SUPPLIED DATA ::
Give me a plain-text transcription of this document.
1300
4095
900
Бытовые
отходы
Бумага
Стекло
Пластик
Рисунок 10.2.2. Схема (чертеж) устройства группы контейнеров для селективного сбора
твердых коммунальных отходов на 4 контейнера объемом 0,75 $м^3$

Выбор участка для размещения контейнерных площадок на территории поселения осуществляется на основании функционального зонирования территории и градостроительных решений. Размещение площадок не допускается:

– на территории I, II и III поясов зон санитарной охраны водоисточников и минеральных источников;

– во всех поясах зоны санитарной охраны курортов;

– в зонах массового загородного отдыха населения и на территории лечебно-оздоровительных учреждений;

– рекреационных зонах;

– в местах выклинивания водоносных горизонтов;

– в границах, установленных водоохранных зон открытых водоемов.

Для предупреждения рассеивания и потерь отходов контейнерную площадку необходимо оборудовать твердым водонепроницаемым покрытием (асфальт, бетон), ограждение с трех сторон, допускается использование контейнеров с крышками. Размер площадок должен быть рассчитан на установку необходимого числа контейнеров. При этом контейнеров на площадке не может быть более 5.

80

--

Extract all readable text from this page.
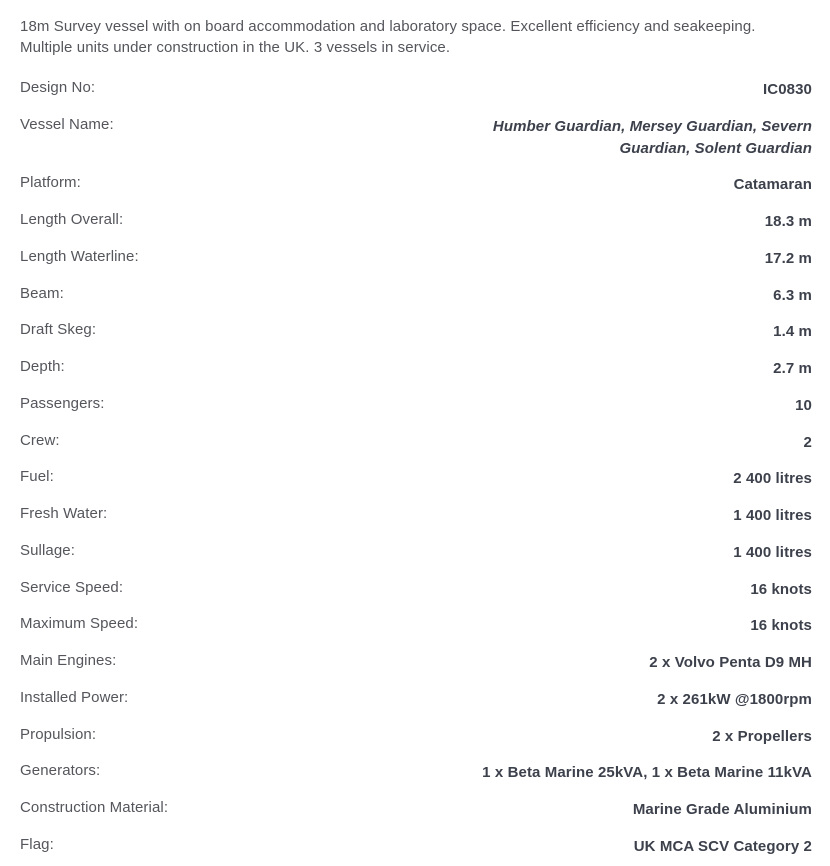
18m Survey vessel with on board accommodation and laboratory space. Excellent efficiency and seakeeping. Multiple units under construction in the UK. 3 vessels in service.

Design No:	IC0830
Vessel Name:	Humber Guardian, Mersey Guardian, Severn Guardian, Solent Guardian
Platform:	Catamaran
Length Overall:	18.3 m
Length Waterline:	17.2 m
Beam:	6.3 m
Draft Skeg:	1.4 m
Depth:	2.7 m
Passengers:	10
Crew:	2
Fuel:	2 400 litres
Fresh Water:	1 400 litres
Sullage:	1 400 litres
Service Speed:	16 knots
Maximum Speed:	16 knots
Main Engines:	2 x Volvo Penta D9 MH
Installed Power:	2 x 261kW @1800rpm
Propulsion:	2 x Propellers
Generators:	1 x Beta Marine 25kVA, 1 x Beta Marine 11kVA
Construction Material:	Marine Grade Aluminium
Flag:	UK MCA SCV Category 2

WHAT YOU ARE ASKED TO DO :: Search the lines for "this". Copy each line that has it.

SOLUTION TO THE EXERCISE ::
Give me a plain-text transcription of this document.
Extract all readable text from this page.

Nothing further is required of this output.